-- WRITTEN REQUEST --
Without including any pictures, write out all the entries exactly.

-- SUPPLIED DATA --
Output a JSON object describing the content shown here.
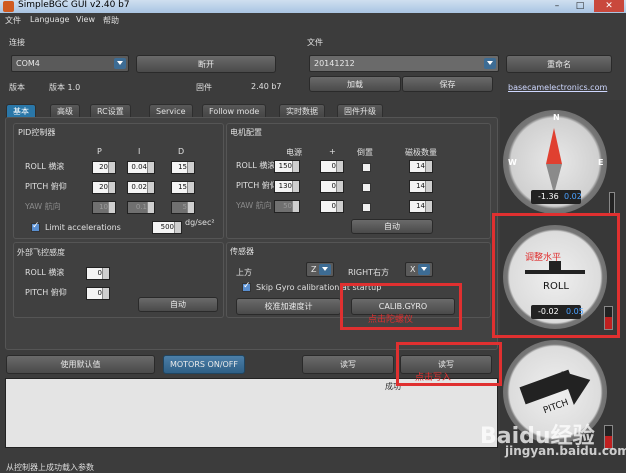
{
  "window": {
    "title": "SimpleBGC GUI v2.40 b7",
    "minimize": "–",
    "maximize": "□",
    "close": "✕"
  },
  "menu": [
    "文件",
    "Language",
    "View",
    "帮助"
  ],
  "connection": {
    "title": "连接",
    "port": "COM4",
    "disconnect": "断开",
    "version_label": "版本",
    "version_value": "版本 1.0",
    "firmware_label": "固件",
    "firmware_value": "2.40 b7"
  },
  "file": {
    "title": "文件",
    "profile": "20141212",
    "rename": "重命名",
    "load": "加载",
    "save": "保存",
    "site": "basecamelectronics.com"
  },
  "tabs": [
    "基本",
    "高级",
    "RC设置",
    "Service",
    "Follow mode",
    "实时数据",
    "固件升级"
  ],
  "pid": {
    "title": "PID控制器",
    "col_p": "P",
    "col_i": "I",
    "col_d": "D",
    "rows": [
      {
        "label": "ROLL 横滚",
        "p": "20",
        "i": "0.04",
        "d": "15"
      },
      {
        "label": "PITCH 俯仰",
        "p": "20",
        "i": "0.02",
        "d": "15"
      },
      {
        "label": "YAW 航向",
        "p": "10",
        "i": "0.1",
        "d": "5"
      }
    ],
    "limit_label": "Limit accelerations",
    "limit_value": "500",
    "limit_unit": "dg/sec²"
  },
  "motor": {
    "title": "电机配置",
    "col_power": "电源",
    "col_plus": "+",
    "col_invert": "倒置",
    "col_poles": "磁极数量",
    "rows": [
      {
        "label": "ROLL 横滚",
        "power": "150",
        "plus": "0",
        "poles": "14"
      },
      {
        "label": "PITCH 俯仰",
        "power": "130",
        "plus": "0",
        "poles": "14"
      },
      {
        "label": "YAW 航向",
        "power": "50",
        "plus": "0",
        "poles": "14"
      }
    ],
    "auto": "自动"
  },
  "ext_gain": {
    "title": "外部飞控感度",
    "roll_label": "ROLL 横滚",
    "roll": "0",
    "pitch_label": "PITCH 俯仰",
    "pitch": "0",
    "auto": "自动"
  },
  "sensor": {
    "title": "传感器",
    "top_label": "上方",
    "top_value": "Z",
    "right_label": "RIGHT右方",
    "right_value": "X",
    "skip_gyro": "Skip Gyro calibration at startup",
    "calib_acc": "校准加速度计",
    "calib_gyro": "CALIB.GYRO"
  },
  "bottom": {
    "defaults": "使用默认值",
    "motors": "MOTORS ON/OFF",
    "read": "读写",
    "write": "读写"
  },
  "log": {
    "text": "成功",
    "status": "从控制器上成功载入参数"
  },
  "gauges": {
    "yaw": {
      "n": "N",
      "w": "W",
      "e": "E",
      "value": "-1.36",
      "sub": "0.02"
    },
    "roll": {
      "name": "ROLL",
      "value": "-0.02",
      "sub": "0.05"
    },
    "pitch": {
      "name": "PITCH"
    }
  },
  "annotations": {
    "level": "调整水平",
    "click_gyro": "点击陀螺仪",
    "click_write": "点击写入"
  },
  "watermark": {
    "brand": "Baidu经验",
    "url": "jingyan.baidu.com"
  },
  "colors": {
    "accent": "#2a77a8",
    "highlight": "#e03030",
    "background": "#3c3c3c"
  }
}
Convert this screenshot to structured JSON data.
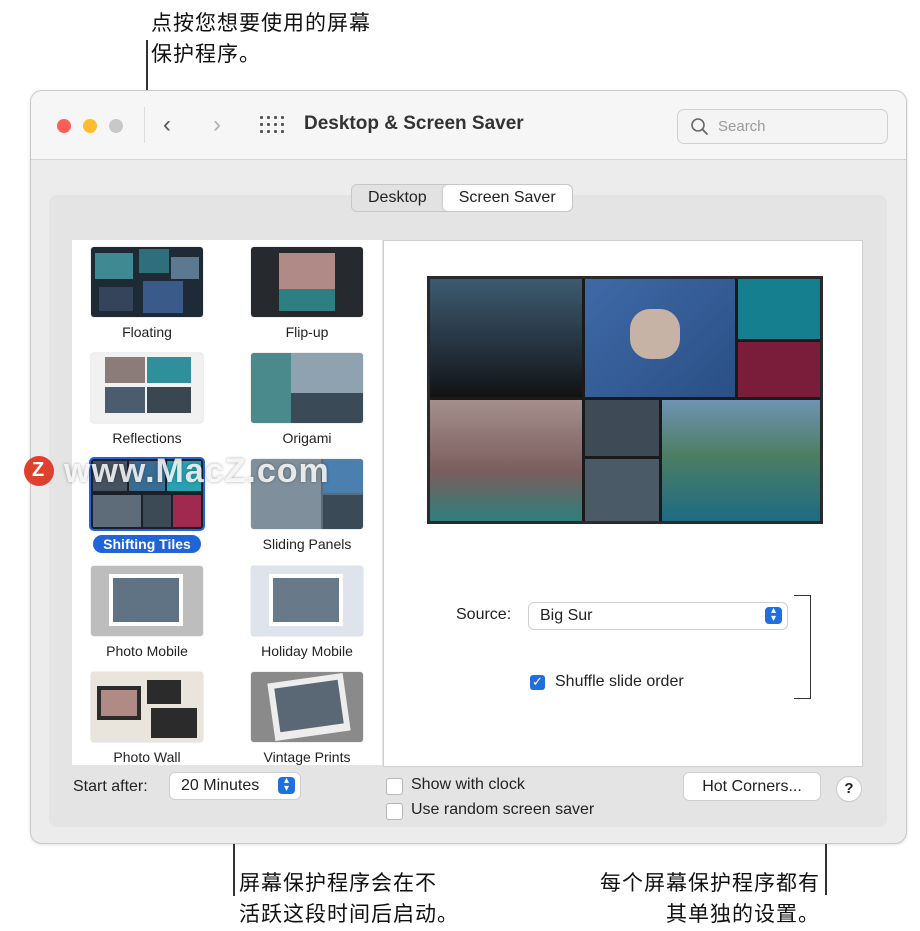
{
  "callouts": {
    "top_line1": "点按您想要使用的屏幕",
    "top_line2": "保护程序。",
    "bottom_left_line1": "屏幕保护程序会在不",
    "bottom_left_line2": "活跃这段时间后启动。",
    "bottom_right_line1": "每个屏幕保护程序都有",
    "bottom_right_line2": "其单独的设置。"
  },
  "window": {
    "title": "Desktop & Screen Saver",
    "back_glyph": "‹",
    "forward_glyph": "›",
    "search_placeholder": "Search",
    "icons": [
      "search-icon",
      "grid-icon",
      "chevron-left-icon",
      "chevron-right-icon"
    ]
  },
  "tabs": [
    {
      "label": "Desktop",
      "selected": false
    },
    {
      "label": "Screen Saver",
      "selected": true
    }
  ],
  "savers": [
    {
      "name": "Floating"
    },
    {
      "name": "Flip-up"
    },
    {
      "name": "Reflections"
    },
    {
      "name": "Origami"
    },
    {
      "name": "Shifting Tiles",
      "selected": true
    },
    {
      "name": "Sliding Panels"
    },
    {
      "name": "Photo Mobile"
    },
    {
      "name": "Holiday Mobile"
    },
    {
      "name": "Photo Wall"
    },
    {
      "name": "Vintage Prints"
    }
  ],
  "options": {
    "source_label": "Source:",
    "source_value": "Big Sur",
    "shuffle_label": "Shuffle slide order",
    "shuffle_checked": true
  },
  "bottom": {
    "start_after_label": "Start after:",
    "start_after_value": "20 Minutes",
    "show_clock_label": "Show with clock",
    "show_clock_checked": false,
    "random_label": "Use random screen saver",
    "random_checked": false,
    "hot_corners_label": "Hot Corners...",
    "help_label": "?"
  },
  "watermark": {
    "logo": "Z",
    "text": "www.MacZ.com"
  },
  "colors": {
    "accent": "#1f6fe0",
    "selection": "#1f64d8",
    "close": "#ff5f57",
    "minimize": "#febc2e",
    "zoom": "#c8c8c8"
  }
}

-- COMPLETE OUTPUT --
Output a JSON object describing the content shown here.
{
  "window": {
    "title": "SimpleBGC GUI v2.40 b7",
    "minimize": "–",
    "maximize": "□",
    "close": "✕"
  },
  "menu": [
    "文件",
    "Language",
    "View",
    "帮助"
  ],
  "connection": {
    "title": "连接",
    "port": "COM4",
    "disconnect": "断开",
    "version_label": "版本",
    "version_value": "版本 1.0",
    "firmware_label": "固件",
    "firmware_value": "2.40 b7"
  },
  "file": {
    "title": "文件",
    "profile": "20141212",
    "rename": "重命名",
    "load": "加载",
    "save": "保存",
    "site": "basecamelectronics.com"
  },
  "tabs": [
    "基本",
    "高级",
    "RC设置",
    "Service",
    "Follow mode",
    "实时数据",
    "固件升级"
  ],
  "pid": {
    "title": "PID控制器",
    "col_p": "P",
    "col_i": "I",
    "col_d": "D",
    "rows": [
      {
        "label": "ROLL 横滚",
        "p": "20",
        "i": "0.04",
        "d": "15"
      },
      {
        "label": "PITCH 俯仰",
        "p": "20",
        "i": "0.02",
        "d": "15"
      },
      {
        "label": "YAW 航向",
        "p": "10",
        "i": "0.1",
        "d": "5"
      }
    ],
    "limit_label": "Limit accelerations",
    "limit_value": "500",
    "limit_unit": "dg/sec²"
  },
  "motor": {
    "title": "电机配置",
    "col_power": "电源",
    "col_plus": "+",
    "col_invert": "倒置",
    "col_poles": "磁极数量",
    "rows": [
      {
        "label": "ROLL 横滚",
        "power": "150",
        "plus": "0",
        "poles": "14"
      },
      {
        "label": "PITCH 俯仰",
        "power": "130",
        "plus": "0",
        "poles": "14"
      },
      {
        "label": "YAW 航向",
        "power": "50",
        "plus": "0",
        "poles": "14"
      }
    ],
    "auto": "自动"
  },
  "ext_gain": {
    "title": "外部飞控感度",
    "roll_label": "ROLL 横滚",
    "roll": "0",
    "pitch_label": "PITCH 俯仰",
    "pitch": "0",
    "auto": "自动"
  },
  "sensor": {
    "title": "传感器",
    "top_label": "上方",
    "top_value": "Z",
    "right_label": "RIGHT右方",
    "right_value": "X",
    "skip_gyro": "Skip Gyro calibration at startup",
    "calib_acc": "校准加速度计",
    "calib_gyro": "CALIB.GYRO"
  },
  "bottom": {
    "defaults": "使用默认值",
    "motors": "MOTORS ON/OFF",
    "read": "读写",
    "write": "读写"
  },
  "log": {
    "text": "成功",
    "status": "从控制器上成功载入参数"
  },
  "gauges": {
    "yaw": {
      "n": "N",
      "w": "W",
      "e": "E",
      "value": "-1.36",
      "sub": "0.02"
    },
    "roll": {
      "name": "ROLL",
      "value": "-0.02",
      "sub": "0.05"
    },
    "pitch": {
      "name": "PITCH"
    }
  },
  "annotations": {
    "level": "调整水平",
    "click_gyro": "点击陀螺仪",
    "click_write": "点击写入"
  },
  "watermark": {
    "brand": "Baidu经验",
    "url": "jingyan.baidu.com"
  },
  "colors": {
    "accent": "#2a77a8",
    "highlight": "#e03030",
    "background": "#3c3c3c"
  }
}
Convert this screenshot to structured JSON data.
{
  "callouts": {
    "top_line1": "点按您想要使用的屏幕",
    "top_line2": "保护程序。",
    "bottom_left_line1": "屏幕保护程序会在不",
    "bottom_left_line2": "活跃这段时间后启动。",
    "bottom_right_line1": "每个屏幕保护程序都有",
    "bottom_right_line2": "其单独的设置。"
  },
  "window": {
    "title": "Desktop & Screen Saver",
    "back_glyph": "‹",
    "forward_glyph": "›",
    "search_placeholder": "Search",
    "icons": [
      "search-icon",
      "grid-icon",
      "chevron-left-icon",
      "chevron-right-icon"
    ]
  },
  "tabs": [
    {
      "label": "Desktop",
      "selected": false
    },
    {
      "label": "Screen Saver",
      "selected": true
    }
  ],
  "savers": [
    {
      "name": "Floating"
    },
    {
      "name": "Flip-up"
    },
    {
      "name": "Reflections"
    },
    {
      "name": "Origami"
    },
    {
      "name": "Shifting Tiles",
      "selected": true
    },
    {
      "name": "Sliding Panels"
    },
    {
      "name": "Photo Mobile"
    },
    {
      "name": "Holiday Mobile"
    },
    {
      "name": "Photo Wall"
    },
    {
      "name": "Vintage Prints"
    }
  ],
  "options": {
    "source_label": "Source:",
    "source_value": "Big Sur",
    "shuffle_label": "Shuffle slide order",
    "shuffle_checked": true
  },
  "bottom": {
    "start_after_label": "Start after:",
    "start_after_value": "20 Minutes",
    "show_clock_label": "Show with clock",
    "show_clock_checked": false,
    "random_label": "Use random screen saver",
    "random_checked": false,
    "hot_corners_label": "Hot Corners...",
    "help_label": "?"
  },
  "watermark": {
    "logo": "Z",
    "text": "www.MacZ.com"
  },
  "colors": {
    "accent": "#1f6fe0",
    "selection": "#1f64d8",
    "close": "#ff5f57",
    "minimize": "#febc2e",
    "zoom": "#c8c8c8"
  }
}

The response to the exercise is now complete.